Short problem
Each line containing the word "name" needs to be copied.

▬▬▬

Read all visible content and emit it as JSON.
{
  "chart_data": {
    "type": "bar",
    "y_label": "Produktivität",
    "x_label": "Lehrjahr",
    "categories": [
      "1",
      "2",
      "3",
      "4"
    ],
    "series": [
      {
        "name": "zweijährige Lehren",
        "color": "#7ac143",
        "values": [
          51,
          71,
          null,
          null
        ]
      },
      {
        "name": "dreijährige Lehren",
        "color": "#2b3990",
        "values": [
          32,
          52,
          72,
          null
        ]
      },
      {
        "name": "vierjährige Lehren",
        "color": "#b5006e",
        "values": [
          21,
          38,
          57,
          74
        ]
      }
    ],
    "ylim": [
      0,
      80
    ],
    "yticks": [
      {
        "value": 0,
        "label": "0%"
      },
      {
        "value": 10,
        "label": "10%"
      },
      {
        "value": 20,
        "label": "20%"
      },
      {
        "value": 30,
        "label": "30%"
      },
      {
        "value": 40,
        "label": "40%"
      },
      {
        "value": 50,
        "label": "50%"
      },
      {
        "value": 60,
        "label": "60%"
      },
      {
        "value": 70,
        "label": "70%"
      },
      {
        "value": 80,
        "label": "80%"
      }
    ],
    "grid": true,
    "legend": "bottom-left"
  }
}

▬▬▬

Exercise result
        "name": "zweijährige Lehren",
        "name": "dreijährige Lehren",
        "name": "vierjährige Lehren",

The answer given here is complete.